Each entry below should be written out exactly as it is, with no pictures.

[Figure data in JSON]
──────────────────────────────

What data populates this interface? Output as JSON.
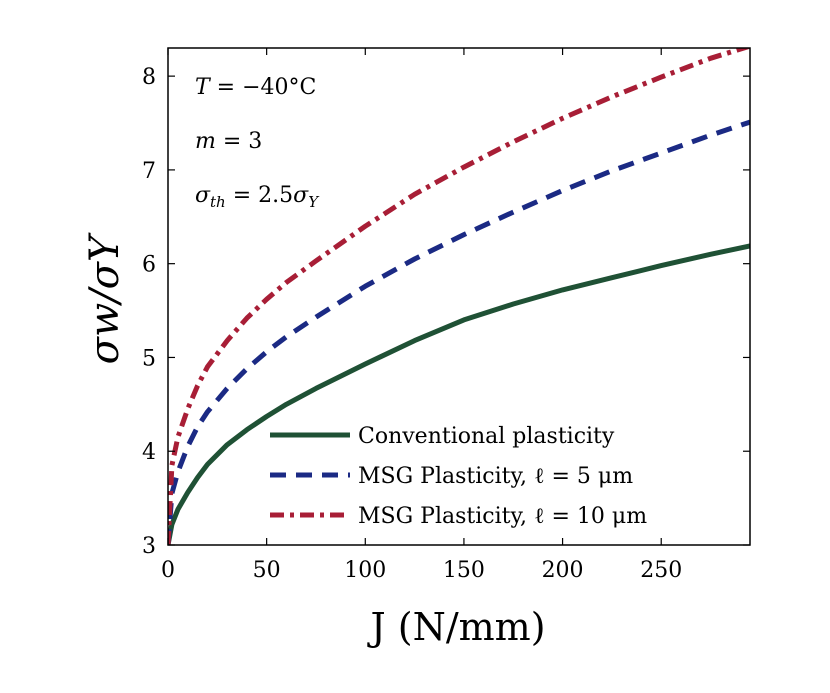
{
  "chart_data": {
    "type": "line",
    "xlabel": "J (N/mm)",
    "ylabel": "σw/σY",
    "xlim": [
      0,
      295
    ],
    "ylim": [
      3,
      8.3
    ],
    "xticks": [
      0,
      50,
      100,
      150,
      200,
      250
    ],
    "yticks": [
      3,
      4,
      5,
      6,
      7,
      8
    ],
    "x": [
      0,
      2,
      5,
      10,
      15,
      20,
      30,
      40,
      50,
      60,
      75,
      100,
      125,
      150,
      175,
      200,
      225,
      250,
      275,
      295
    ],
    "series": [
      {
        "name": "Conventional plasticity",
        "color": "#1f5135",
        "dash": "solid",
        "values": [
          3.0,
          3.22,
          3.38,
          3.56,
          3.72,
          3.86,
          4.07,
          4.23,
          4.37,
          4.5,
          4.67,
          4.93,
          5.18,
          5.4,
          5.57,
          5.72,
          5.85,
          5.98,
          6.1,
          6.19
        ]
      },
      {
        "name": "MSG Plasticity, ℓ = 5 μm",
        "color": "#1b2a84",
        "dash": "dashed",
        "values": [
          3.0,
          3.55,
          3.78,
          4.05,
          4.26,
          4.42,
          4.67,
          4.88,
          5.06,
          5.22,
          5.43,
          5.76,
          6.05,
          6.31,
          6.55,
          6.78,
          6.99,
          7.18,
          7.37,
          7.51
        ]
      },
      {
        "name": "MSG Plasticity, ℓ = 10 μm",
        "color": "#a81e36",
        "dash": "dashdot",
        "values": [
          3.0,
          3.85,
          4.15,
          4.45,
          4.7,
          4.9,
          5.18,
          5.42,
          5.62,
          5.8,
          6.03,
          6.4,
          6.74,
          7.03,
          7.3,
          7.55,
          7.78,
          7.99,
          8.19,
          8.32
        ]
      }
    ],
    "annotations": [
      {
        "name": "temperature",
        "parts": [
          "T",
          " = −40°C"
        ]
      },
      {
        "name": "m-value",
        "parts": [
          "m",
          " = 3"
        ]
      },
      {
        "name": "sigma-th",
        "parts": [
          "σ",
          "th",
          " = 2.5",
          "σ",
          "Y"
        ]
      }
    ],
    "legend_position": "bottom-right"
  }
}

──────────────────────────────

Answer to the problem
What data populates this interface? Output as JSON.
{
  "chart_data": {
    "type": "line",
    "xlabel": "J (N/mm)",
    "ylabel": "σw/σY",
    "xlim": [
      0,
      295
    ],
    "ylim": [
      3,
      8.3
    ],
    "xticks": [
      0,
      50,
      100,
      150,
      200,
      250
    ],
    "yticks": [
      3,
      4,
      5,
      6,
      7,
      8
    ],
    "x": [
      0,
      2,
      5,
      10,
      15,
      20,
      30,
      40,
      50,
      60,
      75,
      100,
      125,
      150,
      175,
      200,
      225,
      250,
      275,
      295
    ],
    "series": [
      {
        "name": "Conventional plasticity",
        "color": "#1f5135",
        "dash": "solid",
        "values": [
          3.0,
          3.22,
          3.38,
          3.56,
          3.72,
          3.86,
          4.07,
          4.23,
          4.37,
          4.5,
          4.67,
          4.93,
          5.18,
          5.4,
          5.57,
          5.72,
          5.85,
          5.98,
          6.1,
          6.19
        ]
      },
      {
        "name": "MSG Plasticity, ℓ = 5 μm",
        "color": "#1b2a84",
        "dash": "dashed",
        "values": [
          3.0,
          3.55,
          3.78,
          4.05,
          4.26,
          4.42,
          4.67,
          4.88,
          5.06,
          5.22,
          5.43,
          5.76,
          6.05,
          6.31,
          6.55,
          6.78,
          6.99,
          7.18,
          7.37,
          7.51
        ]
      },
      {
        "name": "MSG Plasticity, ℓ = 10 μm",
        "color": "#a81e36",
        "dash": "dashdot",
        "values": [
          3.0,
          3.85,
          4.15,
          4.45,
          4.7,
          4.9,
          5.18,
          5.42,
          5.62,
          5.8,
          6.03,
          6.4,
          6.74,
          7.03,
          7.3,
          7.55,
          7.78,
          7.99,
          8.19,
          8.32
        ]
      }
    ],
    "annotations": [
      {
        "name": "temperature",
        "parts": [
          "T",
          " = −40°C"
        ]
      },
      {
        "name": "m-value",
        "parts": [
          "m",
          " = 3"
        ]
      },
      {
        "name": "sigma-th",
        "parts": [
          "σ",
          "th",
          " = 2.5",
          "σ",
          "Y"
        ]
      }
    ],
    "legend_position": "bottom-right"
  }
}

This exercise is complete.